WRITTEN PROBLEM
Reproduce all of the listing below without alteration.

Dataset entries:

========

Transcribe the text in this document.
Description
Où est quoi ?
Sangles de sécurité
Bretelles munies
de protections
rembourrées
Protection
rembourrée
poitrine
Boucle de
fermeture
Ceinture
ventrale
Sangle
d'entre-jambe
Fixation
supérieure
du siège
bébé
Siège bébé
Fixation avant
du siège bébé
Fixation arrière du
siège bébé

========

EXERCISE OUTPUT
Transcribe the text in this document.
Description
Où est quoi ?
Sangles de sécurité
Bretelles munies
de protections
rembourrées
Protection
rembourrée
poitrine
Boucle de
fermeture
Ceinture
ventrale
Sangle
d'entre-jambe
Fixation
supérieure
du siège
bébé
Siège bébé
Fixation avant
du siège bébé
Fixation arrière du
siège bébé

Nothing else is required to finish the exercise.